◆ TASK BRIEF: Please write out the material that follows, exactly as it stands.

◆ EXTRACTED MATERIAL:
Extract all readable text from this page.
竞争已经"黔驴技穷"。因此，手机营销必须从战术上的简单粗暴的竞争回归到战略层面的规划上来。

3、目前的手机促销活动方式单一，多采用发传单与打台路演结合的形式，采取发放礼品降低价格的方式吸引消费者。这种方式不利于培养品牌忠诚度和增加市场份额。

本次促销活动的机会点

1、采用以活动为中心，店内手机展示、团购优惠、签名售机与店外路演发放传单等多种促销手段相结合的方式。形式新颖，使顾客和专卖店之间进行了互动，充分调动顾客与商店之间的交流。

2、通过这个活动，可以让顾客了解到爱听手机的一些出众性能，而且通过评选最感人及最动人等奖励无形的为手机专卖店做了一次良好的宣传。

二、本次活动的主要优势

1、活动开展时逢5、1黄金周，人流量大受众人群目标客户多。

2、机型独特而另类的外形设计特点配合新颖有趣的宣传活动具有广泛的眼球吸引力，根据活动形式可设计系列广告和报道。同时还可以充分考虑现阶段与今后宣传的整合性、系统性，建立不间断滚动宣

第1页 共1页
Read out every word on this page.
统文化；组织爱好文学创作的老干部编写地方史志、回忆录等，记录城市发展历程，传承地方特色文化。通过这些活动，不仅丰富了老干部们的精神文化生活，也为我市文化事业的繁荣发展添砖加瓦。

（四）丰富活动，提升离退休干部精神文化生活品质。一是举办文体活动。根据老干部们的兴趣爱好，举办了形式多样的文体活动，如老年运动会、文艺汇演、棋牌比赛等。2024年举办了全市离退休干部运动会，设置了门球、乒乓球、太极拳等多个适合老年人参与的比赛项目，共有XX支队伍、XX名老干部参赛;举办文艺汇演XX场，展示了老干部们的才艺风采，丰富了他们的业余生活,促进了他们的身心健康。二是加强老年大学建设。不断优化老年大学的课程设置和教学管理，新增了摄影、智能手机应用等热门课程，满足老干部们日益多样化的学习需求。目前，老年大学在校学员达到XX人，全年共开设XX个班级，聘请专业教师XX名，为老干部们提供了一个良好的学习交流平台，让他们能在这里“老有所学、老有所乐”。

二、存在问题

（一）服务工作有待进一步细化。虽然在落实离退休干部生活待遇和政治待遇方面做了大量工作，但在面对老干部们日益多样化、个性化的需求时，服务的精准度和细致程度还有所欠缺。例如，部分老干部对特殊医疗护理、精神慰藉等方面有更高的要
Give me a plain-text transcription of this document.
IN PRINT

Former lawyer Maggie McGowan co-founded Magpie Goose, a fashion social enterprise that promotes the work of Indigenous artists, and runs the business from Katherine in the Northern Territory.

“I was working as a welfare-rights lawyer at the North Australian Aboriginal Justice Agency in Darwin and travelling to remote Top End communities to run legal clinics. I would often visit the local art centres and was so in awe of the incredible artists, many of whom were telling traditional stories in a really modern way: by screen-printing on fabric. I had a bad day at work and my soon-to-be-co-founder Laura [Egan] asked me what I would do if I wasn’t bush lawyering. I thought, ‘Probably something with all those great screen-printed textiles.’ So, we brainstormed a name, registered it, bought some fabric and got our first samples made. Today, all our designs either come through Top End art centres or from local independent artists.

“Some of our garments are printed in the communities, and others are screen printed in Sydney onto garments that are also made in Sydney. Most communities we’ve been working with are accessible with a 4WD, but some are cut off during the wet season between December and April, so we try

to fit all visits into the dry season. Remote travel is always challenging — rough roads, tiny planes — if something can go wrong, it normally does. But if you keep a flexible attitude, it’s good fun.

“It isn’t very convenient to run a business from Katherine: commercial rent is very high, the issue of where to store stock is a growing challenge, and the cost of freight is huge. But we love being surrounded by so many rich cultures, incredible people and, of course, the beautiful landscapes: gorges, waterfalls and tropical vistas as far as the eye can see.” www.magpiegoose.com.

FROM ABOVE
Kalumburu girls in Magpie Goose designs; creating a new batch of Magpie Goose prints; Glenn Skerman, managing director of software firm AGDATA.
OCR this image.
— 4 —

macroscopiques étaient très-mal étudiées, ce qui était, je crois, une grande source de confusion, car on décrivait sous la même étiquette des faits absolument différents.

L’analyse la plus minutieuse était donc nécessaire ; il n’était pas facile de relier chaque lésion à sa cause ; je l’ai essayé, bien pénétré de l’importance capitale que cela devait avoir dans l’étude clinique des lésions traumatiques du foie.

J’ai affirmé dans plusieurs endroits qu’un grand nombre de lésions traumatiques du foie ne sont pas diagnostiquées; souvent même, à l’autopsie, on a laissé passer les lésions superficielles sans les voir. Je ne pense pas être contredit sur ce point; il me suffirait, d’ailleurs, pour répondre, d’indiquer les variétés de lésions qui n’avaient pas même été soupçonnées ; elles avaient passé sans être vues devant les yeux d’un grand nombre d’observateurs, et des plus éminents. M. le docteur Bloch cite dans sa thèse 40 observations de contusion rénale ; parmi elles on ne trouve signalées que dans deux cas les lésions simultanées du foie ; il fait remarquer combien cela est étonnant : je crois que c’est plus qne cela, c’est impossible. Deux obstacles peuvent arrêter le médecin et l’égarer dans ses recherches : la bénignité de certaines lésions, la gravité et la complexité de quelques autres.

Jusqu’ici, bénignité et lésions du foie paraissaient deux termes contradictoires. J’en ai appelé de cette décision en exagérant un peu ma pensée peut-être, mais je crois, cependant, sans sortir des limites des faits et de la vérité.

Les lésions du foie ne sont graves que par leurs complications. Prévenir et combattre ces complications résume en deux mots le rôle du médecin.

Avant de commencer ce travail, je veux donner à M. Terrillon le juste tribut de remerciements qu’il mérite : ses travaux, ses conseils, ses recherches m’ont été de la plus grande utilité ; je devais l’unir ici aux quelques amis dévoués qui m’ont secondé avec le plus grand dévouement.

◆ SOLUTION BELOW:
Extract all readable text from this page.
竞争已经"黔驴技穷"。因此，手机营销必须从战术上的简单粗暴的竞争回归到战略层面的规划上来。

3、目前的手机促销活动方式单一，多采用发传单与打台路演结合的形式，采取发放礼品降低价格的方式吸引消费者。这种方式不利于培养品牌忠诚度和增加市场份额。

本次促销活动的机会点

1、采用以活动为中心，店内手机展示、团购优惠、签名售机与店外路演发放传单等多种促销手段相结合的方式。形式新颖，使顾客和专卖店之间进行了互动，充分调动顾客与商店之间的交流。

2、通过这个活动，可以让顾客了解到爱听手机的一些出众性能，而且通过评选最感人及最动人等奖励无形的为手机专卖店做了一次良好的宣传。

二、本次活动的主要优势

1、活动开展时逢5、1黄金周，人流量大受众人群目标客户多。

2、机型独特而另类的外形设计特点配合新颖有趣的宣传活动具有广泛的眼球吸引力，根据活动形式可设计系列广告和报道。同时还可以充分考虑现阶段与今后宣传的整合性、系统性，建立不间断滚动宣

第1页 共1页
Read out every word on this page.
统文化；组织爱好文学创作的老干部编写地方史志、回忆录等，记录城市发展历程，传承地方特色文化。通过这些活动，不仅丰富了老干部们的精神文化生活，也为我市文化事业的繁荣发展添砖加瓦。

（四）丰富活动，提升离退休干部精神文化生活品质。一是举办文体活动。根据老干部们的兴趣爱好，举办了形式多样的文体活动，如老年运动会、文艺汇演、棋牌比赛等。2024年举办了全市离退休干部运动会，设置了门球、乒乓球、太极拳等多个适合老年人参与的比赛项目，共有XX支队伍、XX名老干部参赛;举办文艺汇演XX场，展示了老干部们的才艺风采，丰富了他们的业余生活,促进了他们的身心健康。二是加强老年大学建设。不断优化老年大学的课程设置和教学管理，新增了摄影、智能手机应用等热门课程，满足老干部们日益多样化的学习需求。目前，老年大学在校学员达到XX人，全年共开设XX个班级，聘请专业教师XX名，为老干部们提供了一个良好的学习交流平台，让他们能在这里“老有所学、老有所乐”。

二、存在问题

（一）服务工作有待进一步细化。虽然在落实离退休干部生活待遇和政治待遇方面做了大量工作，但在面对老干部们日益多样化、个性化的需求时，服务的精准度和细致程度还有所欠缺。例如，部分老干部对特殊医疗护理、精神慰藉等方面有更高的要
Give me a plain-text transcription of this document.
IN PRINT

Former lawyer Maggie McGowan co-founded Magpie Goose, a fashion social enterprise that promotes the work of Indigenous artists, and runs the business from Katherine in the Northern Territory.

“I was working as a welfare-rights lawyer at the North Australian Aboriginal Justice Agency in Darwin and travelling to remote Top End communities to run legal clinics. I would often visit the local art centres and was so in awe of the incredible artists, many of whom were telling traditional stories in a really modern way: by screen-printing on fabric. I had a bad day at work and my soon-to-be-co-founder Laura [Egan] asked me what I would do if I wasn’t bush lawyering. I thought, ‘Probably something with all those great screen-printed textiles.’ So, we brainstormed a name, registered it, bought some fabric and got our first samples made. Today, all our designs either come through Top End art centres or from local independent artists.

“Some of our garments are printed in the communities, and others are screen printed in Sydney onto garments that are also made in Sydney. Most communities we’ve been working with are accessible with a 4WD, but some are cut off during the wet season between December and April, so we try

to fit all visits into the dry season. Remote travel is always challenging — rough roads, tiny planes — if something can go wrong, it normally does. But if you keep a flexible attitude, it’s good fun.

“It isn’t very convenient to run a business from Katherine: commercial rent is very high, the issue of where to store stock is a growing challenge, and the cost of freight is huge. But we love being surrounded by so many rich cultures, incredible people and, of course, the beautiful landscapes: gorges, waterfalls and tropical vistas as far as the eye can see.” www.magpiegoose.com.

FROM ABOVE
Kalumburu girls in Magpie Goose designs; creating a new batch of Magpie Goose prints; Glenn Skerman, managing director of software firm AGDATA.
OCR this image.
— 4 —

macroscopiques étaient très-mal étudiées, ce qui était, je crois, une grande source de confusion, car on décrivait sous la même étiquette des faits absolument différents.

L’analyse la plus minutieuse était donc nécessaire ; il n’était pas facile de relier chaque lésion à sa cause ; je l’ai essayé, bien pénétré de l’importance capitale que cela devait avoir dans l’étude clinique des lésions traumatiques du foie.

J’ai affirmé dans plusieurs endroits qu’un grand nombre de lésions traumatiques du foie ne sont pas diagnostiquées; souvent même, à l’autopsie, on a laissé passer les lésions superficielles sans les voir. Je ne pense pas être contredit sur ce point; il me suffirait, d’ailleurs, pour répondre, d’indiquer les variétés de lésions qui n’avaient pas même été soupçonnées ; elles avaient passé sans être vues devant les yeux d’un grand nombre d’observateurs, et des plus éminents. M. le docteur Bloch cite dans sa thèse 40 observations de contusion rénale ; parmi elles on ne trouve signalées que dans deux cas les lésions simultanées du foie ; il fait remarquer combien cela est étonnant : je crois que c’est plus qne cela, c’est impossible. Deux obstacles peuvent arrêter le médecin et l’égarer dans ses recherches : la bénignité de certaines lésions, la gravité et la complexité de quelques autres.

Jusqu’ici, bénignité et lésions du foie paraissaient deux termes contradictoires. J’en ai appelé de cette décision en exagérant un peu ma pensée peut-être, mais je crois, cependant, sans sortir des limites des faits et de la vérité.

Les lésions du foie ne sont graves que par leurs complications. Prévenir et combattre ces complications résume en deux mots le rôle du médecin.

Avant de commencer ce travail, je veux donner à M. Terrillon le juste tribut de remerciements qu’il mérite : ses travaux, ses conseils, ses recherches m’ont été de la plus grande utilité ; je devais l’unir ici aux quelques amis dévoués qui m’ont secondé avec le plus grand dévouement.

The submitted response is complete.